* _WRITTEN INSTRUCTION_
Lift every line from the entries that includes the word "green".

* _RECORD SET_
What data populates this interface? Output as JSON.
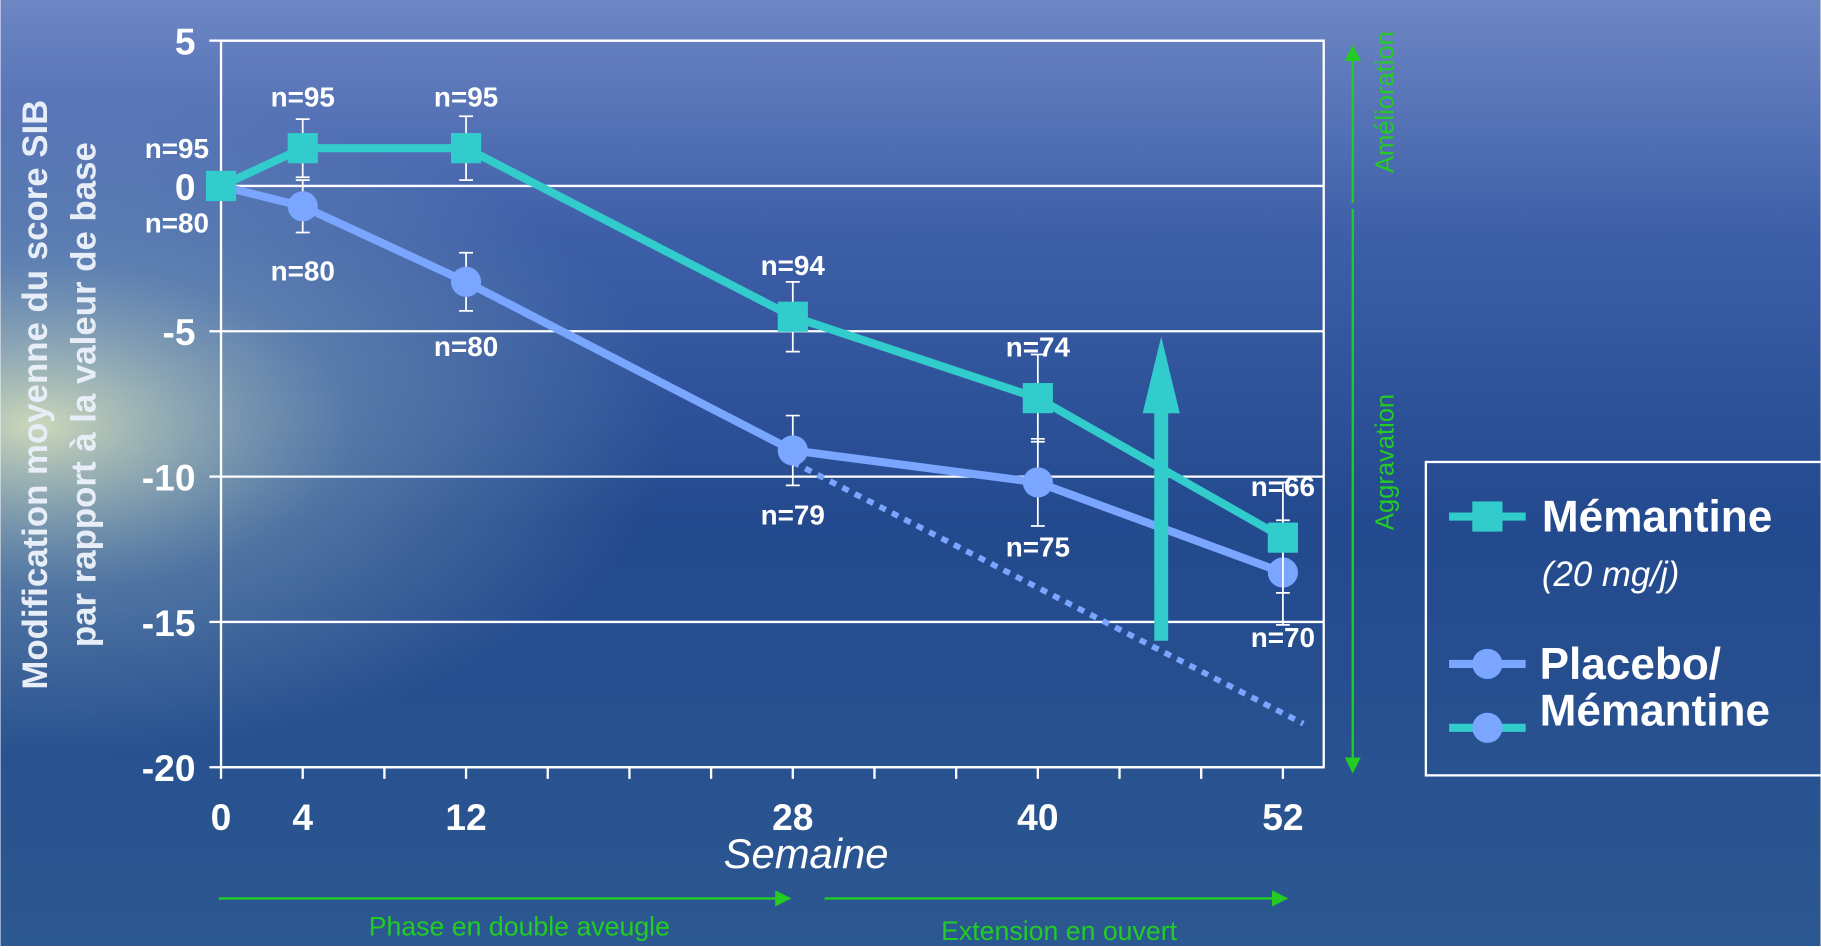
{
  "chart_data": {
    "type": "line",
    "y_label": [
      "Modification moyenne du score SIB",
      "par rapport à la valeur de base"
    ],
    "x_label": "Semaine",
    "x": [
      0,
      4,
      12,
      28,
      40,
      52
    ],
    "xlim": [
      0,
      54
    ],
    "xticks": [
      0,
      4,
      12,
      28,
      40,
      52
    ],
    "xminor_ticks": [
      8,
      16,
      20,
      24,
      32,
      36,
      44,
      48
    ],
    "ylim": [
      -20,
      5
    ],
    "yticks": [
      5,
      0,
      -5,
      -10,
      -15,
      -20
    ],
    "grid": true,
    "series": [
      {
        "name": "Mémantine",
        "note": "(20 mg/j)",
        "color": "#33cccc",
        "marker": "square",
        "values": [
          0,
          1.3,
          1.3,
          -4.5,
          -7.3,
          -12.1
        ],
        "errors": [
          0,
          1.0,
          1.1,
          1.2,
          1.5,
          1.9
        ],
        "n_labels": [
          "n=95",
          "n=95",
          "n=95",
          "n=94",
          "n=74",
          "n=66"
        ]
      },
      {
        "name": "Placebo/ Mémantine",
        "color": "#7aa6ff",
        "marker": "circle",
        "values": [
          0,
          -0.7,
          -3.3,
          -9.1,
          -10.2,
          -13.3
        ],
        "errors": [
          0,
          0.9,
          1.0,
          1.2,
          1.5,
          1.8
        ],
        "n_labels": [
          "n=80",
          "n=80",
          "n=80",
          "n=79",
          "n=75",
          "n=70"
        ]
      }
    ],
    "projection": {
      "color": "#7aa6ff",
      "x": [
        28,
        53
      ],
      "values": [
        -9.5,
        -18.5
      ]
    },
    "side_labels": {
      "up": "Amélioration",
      "down": "Aggravation"
    },
    "phases": [
      "Phase en double aveugle",
      "Extension en ouvert"
    ]
  }
}
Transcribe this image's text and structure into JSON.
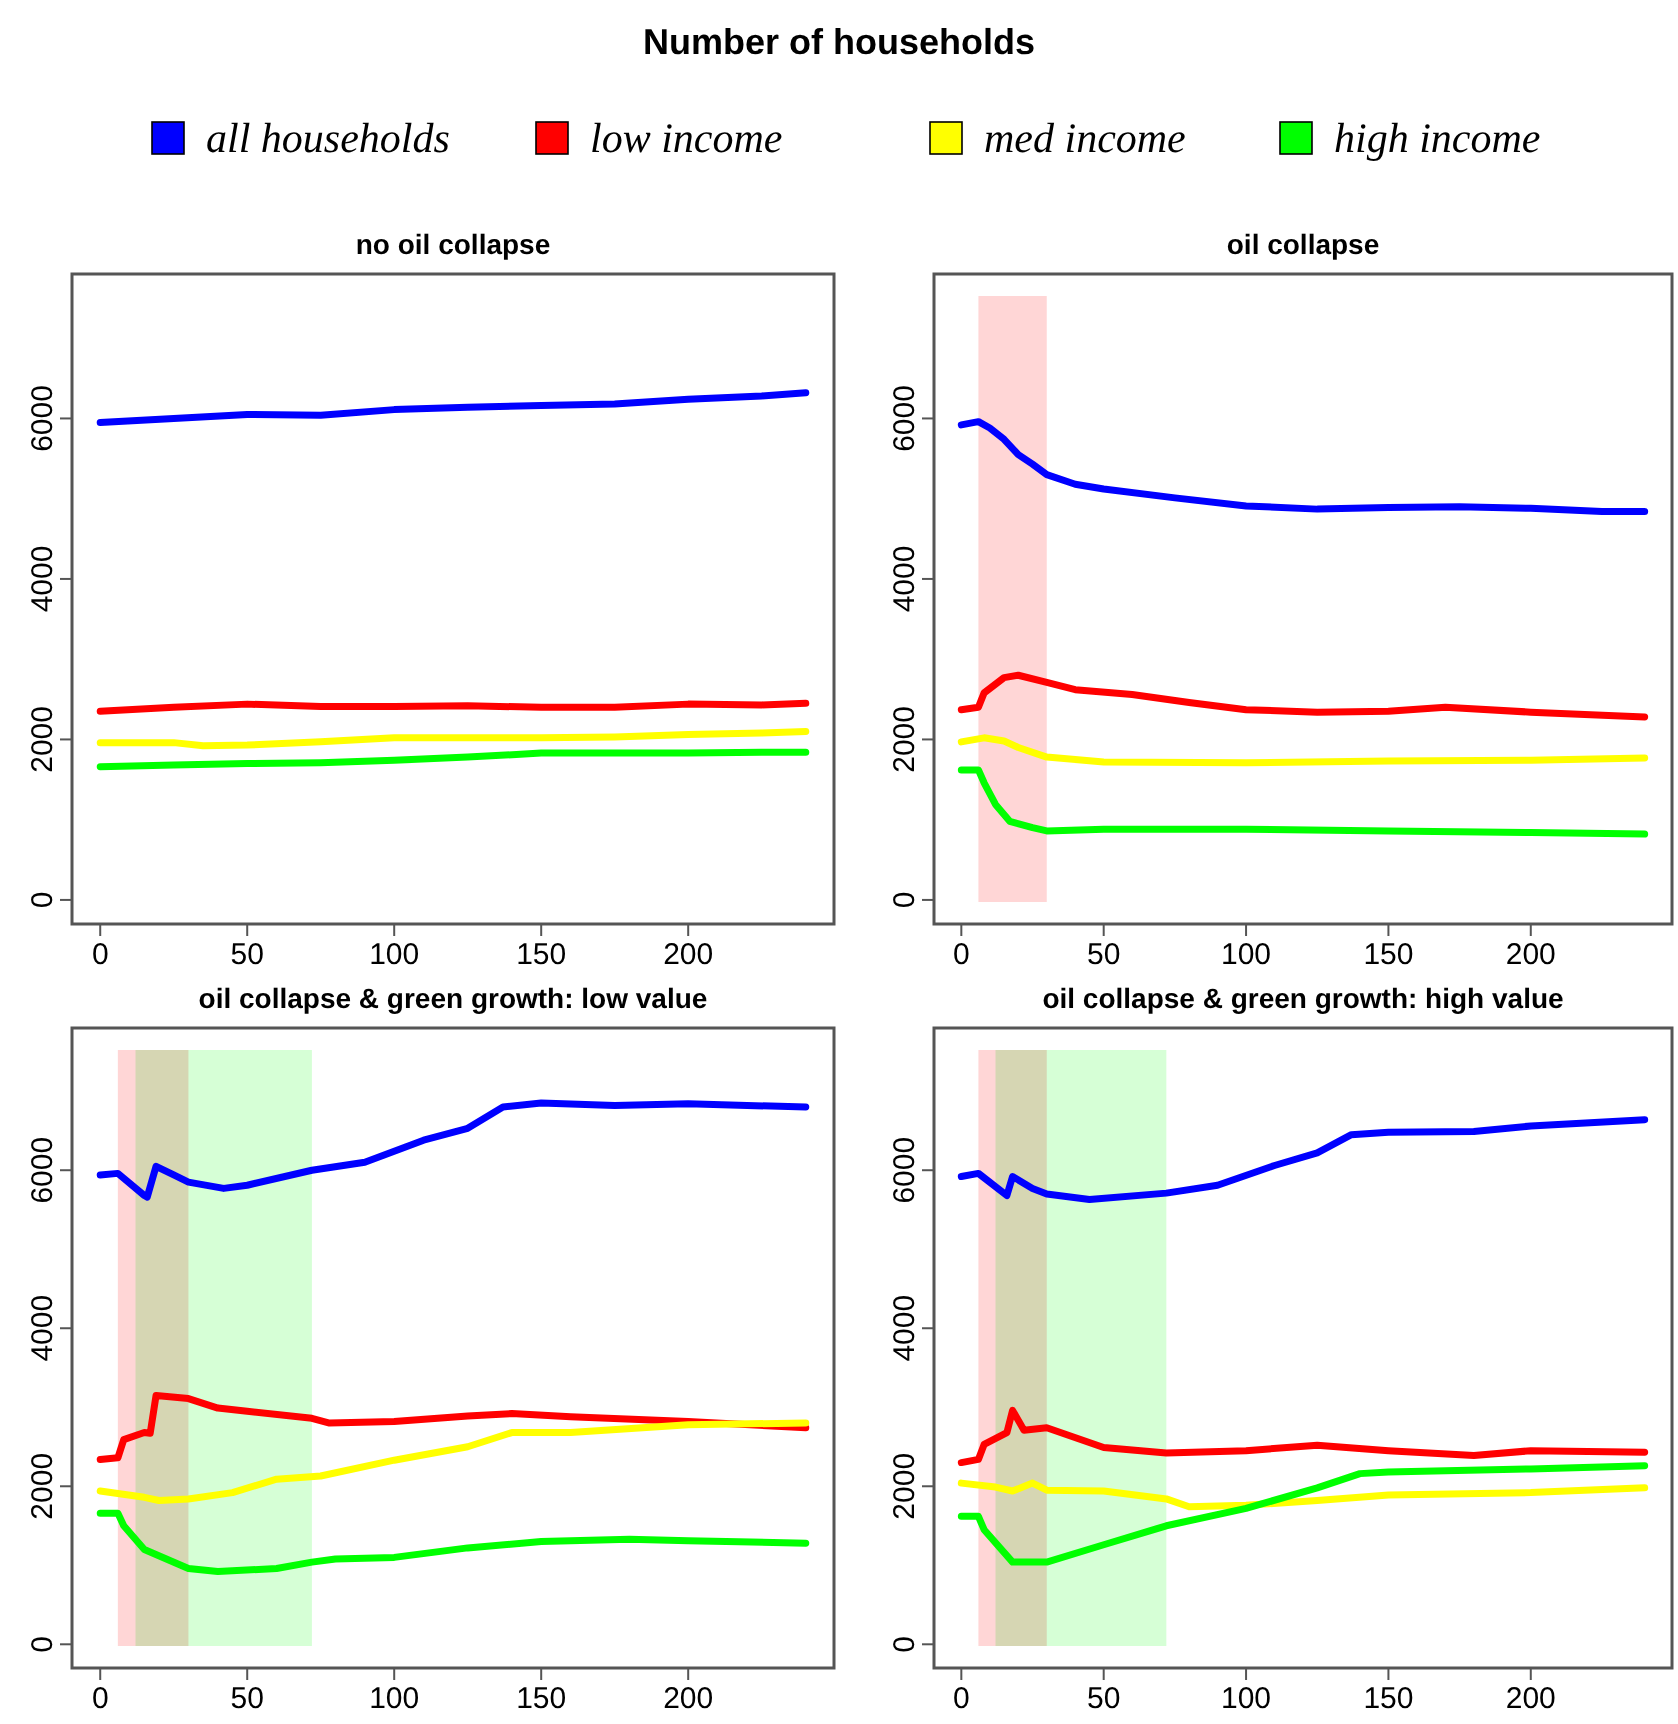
{
  "chart_data": [
    {
      "type": "other",
      "title": "Number of households"
    },
    {
      "type": "line",
      "title": "no oil collapse",
      "legend": "top",
      "xlim": [
        -9.6,
        249.6
      ],
      "ylim": [
        -300,
        7800
      ],
      "xticks": [
        0,
        50,
        100,
        150,
        200
      ],
      "yticks": [
        0,
        2000,
        4000,
        6000
      ],
      "grid": false,
      "series": [
        {
          "name": "all households",
          "color": "#0000ff",
          "x": [
            0,
            25,
            50,
            75,
            100,
            125,
            150,
            175,
            200,
            225,
            240
          ],
          "values": [
            5950,
            6000,
            6050,
            6040,
            6110,
            6140,
            6160,
            6180,
            6240,
            6280,
            6320
          ]
        },
        {
          "name": "low income",
          "color": "#ff0000",
          "x": [
            0,
            25,
            50,
            75,
            100,
            125,
            150,
            175,
            200,
            225,
            240
          ],
          "values": [
            2350,
            2400,
            2440,
            2410,
            2410,
            2420,
            2400,
            2400,
            2440,
            2430,
            2450
          ]
        },
        {
          "name": "med income",
          "color": "#ffff00",
          "x": [
            0,
            25,
            35,
            50,
            75,
            100,
            125,
            150,
            175,
            200,
            225,
            240
          ],
          "values": [
            1960,
            1960,
            1920,
            1930,
            1970,
            2020,
            2020,
            2020,
            2030,
            2060,
            2080,
            2100
          ]
        },
        {
          "name": "high income",
          "color": "#00ff00",
          "x": [
            0,
            25,
            50,
            75,
            100,
            125,
            150,
            175,
            200,
            225,
            240
          ],
          "values": [
            1660,
            1680,
            1700,
            1710,
            1740,
            1780,
            1830,
            1830,
            1830,
            1840,
            1840
          ]
        }
      ]
    },
    {
      "type": "line",
      "title": "oil collapse",
      "xlim": [
        -9.6,
        249.6
      ],
      "ylim": [
        -300,
        7800
      ],
      "xticks": [
        0,
        50,
        100,
        150,
        200
      ],
      "yticks": [
        0,
        2000,
        4000,
        6000
      ],
      "grid": false,
      "bands": [
        {
          "axis": "x",
          "from": 6,
          "to": 30,
          "color": "#ffcccc"
        }
      ],
      "series": [
        {
          "color": "#0000ff",
          "x": [
            0,
            6,
            10,
            15,
            20,
            25,
            30,
            40,
            50,
            75,
            100,
            125,
            150,
            175,
            200,
            225,
            240
          ],
          "values": [
            5920,
            5960,
            5880,
            5740,
            5550,
            5430,
            5300,
            5180,
            5120,
            5010,
            4910,
            4870,
            4890,
            4900,
            4880,
            4840,
            4840
          ]
        },
        {
          "color": "#ff0000",
          "x": [
            0,
            6,
            8,
            15,
            20,
            30,
            40,
            60,
            80,
            100,
            125,
            150,
            170,
            200,
            240
          ],
          "values": [
            2370,
            2400,
            2580,
            2770,
            2800,
            2710,
            2620,
            2560,
            2460,
            2370,
            2340,
            2350,
            2400,
            2340,
            2280
          ]
        },
        {
          "color": "#ffff00",
          "x": [
            0,
            8,
            15,
            20,
            30,
            50,
            100,
            150,
            200,
            240
          ],
          "values": [
            1970,
            2020,
            1980,
            1900,
            1780,
            1720,
            1710,
            1730,
            1740,
            1770
          ]
        },
        {
          "color": "#00ff00",
          "x": [
            0,
            6,
            8,
            12,
            17,
            25,
            30,
            50,
            100,
            150,
            200,
            240
          ],
          "values": [
            1620,
            1620,
            1460,
            1190,
            980,
            900,
            860,
            880,
            880,
            860,
            840,
            820
          ]
        }
      ]
    },
    {
      "type": "line",
      "title": "oil collapse & green growth: low value",
      "xlim": [
        -9.6,
        249.6
      ],
      "ylim": [
        -300,
        7800
      ],
      "xticks": [
        0,
        50,
        100,
        150,
        200
      ],
      "yticks": [
        0,
        2000,
        4000,
        6000
      ],
      "grid": false,
      "bands": [
        {
          "axis": "x",
          "from": 6,
          "to": 30,
          "color": "#ffcccc"
        },
        {
          "axis": "x",
          "from": 12,
          "to": 72,
          "color": "#ccffcc"
        }
      ],
      "series": [
        {
          "color": "#0000ff",
          "x": [
            0,
            6,
            15,
            16,
            19,
            25,
            30,
            42,
            50,
            72,
            90,
            110,
            125,
            137,
            150,
            175,
            200,
            240
          ],
          "values": [
            5940,
            5960,
            5680,
            5660,
            6050,
            5940,
            5850,
            5770,
            5810,
            6000,
            6100,
            6380,
            6530,
            6800,
            6850,
            6820,
            6840,
            6800
          ]
        },
        {
          "color": "#ff0000",
          "x": [
            0,
            6,
            8,
            15,
            17,
            19,
            30,
            40,
            50,
            72,
            78,
            100,
            125,
            140,
            160,
            200,
            240
          ],
          "values": [
            2340,
            2360,
            2590,
            2680,
            2670,
            3150,
            3110,
            2990,
            2950,
            2860,
            2800,
            2820,
            2890,
            2920,
            2880,
            2820,
            2740
          ]
        },
        {
          "color": "#ffff00",
          "x": [
            0,
            15,
            20,
            30,
            45,
            60,
            75,
            100,
            125,
            140,
            160,
            200,
            240
          ],
          "values": [
            1940,
            1860,
            1820,
            1840,
            1920,
            2090,
            2130,
            2330,
            2500,
            2680,
            2680,
            2780,
            2800
          ]
        },
        {
          "color": "#00ff00",
          "x": [
            0,
            6,
            8,
            15,
            30,
            40,
            60,
            72,
            80,
            100,
            125,
            150,
            180,
            200,
            240
          ],
          "values": [
            1660,
            1660,
            1500,
            1200,
            960,
            920,
            960,
            1040,
            1080,
            1100,
            1220,
            1300,
            1330,
            1310,
            1280
          ]
        }
      ]
    },
    {
      "type": "line",
      "title": "oil collapse & green growth: high value",
      "xlim": [
        -9.6,
        249.6
      ],
      "ylim": [
        -300,
        7800
      ],
      "xticks": [
        0,
        50,
        100,
        150,
        200
      ],
      "yticks": [
        0,
        2000,
        4000,
        6000
      ],
      "grid": false,
      "bands": [
        {
          "axis": "x",
          "from": 6,
          "to": 30,
          "color": "#ffcccc"
        },
        {
          "axis": "x",
          "from": 12,
          "to": 72,
          "color": "#ccffcc"
        }
      ],
      "series": [
        {
          "color": "#0000ff",
          "x": [
            0,
            6,
            16,
            18,
            25,
            30,
            45,
            72,
            90,
            110,
            125,
            137,
            150,
            180,
            200,
            240
          ],
          "values": [
            5920,
            5960,
            5680,
            5920,
            5770,
            5700,
            5630,
            5710,
            5810,
            6060,
            6220,
            6450,
            6480,
            6490,
            6560,
            6640
          ]
        },
        {
          "color": "#ff0000",
          "x": [
            0,
            6,
            8,
            16,
            18,
            22,
            30,
            50,
            72,
            100,
            125,
            150,
            180,
            200,
            240
          ],
          "values": [
            2300,
            2340,
            2530,
            2680,
            2960,
            2710,
            2740,
            2490,
            2420,
            2450,
            2520,
            2450,
            2390,
            2450,
            2430
          ]
        },
        {
          "color": "#ffff00",
          "x": [
            0,
            12,
            18,
            25,
            30,
            50,
            72,
            80,
            100,
            125,
            150,
            200,
            240
          ],
          "values": [
            2040,
            1990,
            1940,
            2040,
            1950,
            1940,
            1840,
            1740,
            1760,
            1820,
            1890,
            1920,
            1980
          ]
        },
        {
          "color": "#00ff00",
          "x": [
            0,
            6,
            8,
            18,
            30,
            50,
            72,
            100,
            125,
            140,
            150,
            200,
            240
          ],
          "values": [
            1620,
            1620,
            1450,
            1040,
            1040,
            1260,
            1500,
            1720,
            1980,
            2160,
            2180,
            2220,
            2260
          ]
        }
      ]
    }
  ]
}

* _CORRECT ANSWER_
      "title": "oil collapse & green growth: low value",
      "title": "oil collapse & green growth: high value",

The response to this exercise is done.